PROVIDED MATERIAL:
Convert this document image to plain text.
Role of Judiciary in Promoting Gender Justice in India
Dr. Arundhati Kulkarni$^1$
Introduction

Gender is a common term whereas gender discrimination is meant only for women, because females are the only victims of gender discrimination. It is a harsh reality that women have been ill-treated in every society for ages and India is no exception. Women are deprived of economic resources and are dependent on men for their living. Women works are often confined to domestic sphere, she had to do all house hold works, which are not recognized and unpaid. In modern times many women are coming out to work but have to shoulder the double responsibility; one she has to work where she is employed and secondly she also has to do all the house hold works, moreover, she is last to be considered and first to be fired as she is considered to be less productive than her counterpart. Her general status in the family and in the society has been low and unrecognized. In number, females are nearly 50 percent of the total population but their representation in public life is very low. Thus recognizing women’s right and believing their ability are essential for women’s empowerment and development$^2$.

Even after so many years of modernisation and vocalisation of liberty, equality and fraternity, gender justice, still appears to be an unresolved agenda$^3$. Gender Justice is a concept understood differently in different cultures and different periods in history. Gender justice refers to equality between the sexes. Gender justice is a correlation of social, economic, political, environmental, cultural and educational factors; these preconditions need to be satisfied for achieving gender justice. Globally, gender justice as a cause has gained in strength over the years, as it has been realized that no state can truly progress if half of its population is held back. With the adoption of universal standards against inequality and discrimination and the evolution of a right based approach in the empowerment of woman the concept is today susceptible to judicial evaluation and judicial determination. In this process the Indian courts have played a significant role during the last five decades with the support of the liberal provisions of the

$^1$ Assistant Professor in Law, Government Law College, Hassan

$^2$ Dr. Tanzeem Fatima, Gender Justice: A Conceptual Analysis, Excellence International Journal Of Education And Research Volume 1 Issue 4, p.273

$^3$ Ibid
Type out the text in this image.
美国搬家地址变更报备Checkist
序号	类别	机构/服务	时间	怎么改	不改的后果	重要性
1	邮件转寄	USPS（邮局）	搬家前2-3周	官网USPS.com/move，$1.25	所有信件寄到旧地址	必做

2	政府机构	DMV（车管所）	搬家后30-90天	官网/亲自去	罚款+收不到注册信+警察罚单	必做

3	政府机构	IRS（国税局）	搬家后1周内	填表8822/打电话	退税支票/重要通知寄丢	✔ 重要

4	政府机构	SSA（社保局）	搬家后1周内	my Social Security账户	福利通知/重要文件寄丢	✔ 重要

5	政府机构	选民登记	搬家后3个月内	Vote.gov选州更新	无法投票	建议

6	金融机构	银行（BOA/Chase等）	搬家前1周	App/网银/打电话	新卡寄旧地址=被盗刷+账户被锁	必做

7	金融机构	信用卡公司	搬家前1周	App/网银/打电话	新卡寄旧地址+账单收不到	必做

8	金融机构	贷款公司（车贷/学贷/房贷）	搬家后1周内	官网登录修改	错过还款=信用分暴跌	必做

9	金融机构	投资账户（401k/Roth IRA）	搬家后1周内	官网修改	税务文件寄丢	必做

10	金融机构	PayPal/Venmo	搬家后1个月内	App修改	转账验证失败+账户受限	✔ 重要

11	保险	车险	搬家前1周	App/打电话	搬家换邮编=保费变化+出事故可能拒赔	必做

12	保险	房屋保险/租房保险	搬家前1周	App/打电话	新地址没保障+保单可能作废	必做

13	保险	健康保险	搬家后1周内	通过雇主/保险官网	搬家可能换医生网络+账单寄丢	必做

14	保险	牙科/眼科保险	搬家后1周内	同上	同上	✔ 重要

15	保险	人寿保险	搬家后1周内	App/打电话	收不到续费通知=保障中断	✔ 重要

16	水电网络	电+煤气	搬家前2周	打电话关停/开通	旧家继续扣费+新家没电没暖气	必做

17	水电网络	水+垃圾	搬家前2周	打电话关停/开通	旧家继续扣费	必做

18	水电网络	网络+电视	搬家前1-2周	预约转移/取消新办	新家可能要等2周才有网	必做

WHAT YOU WILL DO:
From the line that contains "Type out the text in this image." to the last line of the material above, repeat every line exactly, keeping both the first and the last.

WRITTEN RESPONSE:
Type out the text in this image.
美国搬家地址变更报备Checkist
序号	类别	机构/服务	时间	怎么改	不改的后果	重要性
1	邮件转寄	USPS（邮局）	搬家前2-3周	官网USPS.com/move，$1.25	所有信件寄到旧地址	必做

2	政府机构	DMV（车管所）	搬家后30-90天	官网/亲自去	罚款+收不到注册信+警察罚单	必做

3	政府机构	IRS（国税局）	搬家后1周内	填表8822/打电话	退税支票/重要通知寄丢	✔ 重要

4	政府机构	SSA（社保局）	搬家后1周内	my Social Security账户	福利通知/重要文件寄丢	✔ 重要

5	政府机构	选民登记	搬家后3个月内	Vote.gov选州更新	无法投票	建议

6	金融机构	银行（BOA/Chase等）	搬家前1周	App/网银/打电话	新卡寄旧地址=被盗刷+账户被锁	必做

7	金融机构	信用卡公司	搬家前1周	App/网银/打电话	新卡寄旧地址+账单收不到	必做

8	金融机构	贷款公司（车贷/学贷/房贷）	搬家后1周内	官网登录修改	错过还款=信用分暴跌	必做

9	金融机构	投资账户（401k/Roth IRA）	搬家后1周内	官网修改	税务文件寄丢	必做

10	金融机构	PayPal/Venmo	搬家后1个月内	App修改	转账验证失败+账户受限	✔ 重要

11	保险	车险	搬家前1周	App/打电话	搬家换邮编=保费变化+出事故可能拒赔	必做

12	保险	房屋保险/租房保险	搬家前1周	App/打电话	新地址没保障+保单可能作废	必做

13	保险	健康保险	搬家后1周内	通过雇主/保险官网	搬家可能换医生网络+账单寄丢	必做

14	保险	牙科/眼科保险	搬家后1周内	同上	同上	✔ 重要

15	保险	人寿保险	搬家后1周内	App/打电话	收不到续费通知=保障中断	✔ 重要

16	水电网络	电+煤气	搬家前2周	打电话关停/开通	旧家继续扣费+新家没电没暖气	必做

17	水电网络	水+垃圾	搬家前2周	打电话关停/开通	旧家继续扣费	必做

18	水电网络	网络+电视	搬家前1-2周	预约转移/取消新办	新家可能要等2周才有网	必做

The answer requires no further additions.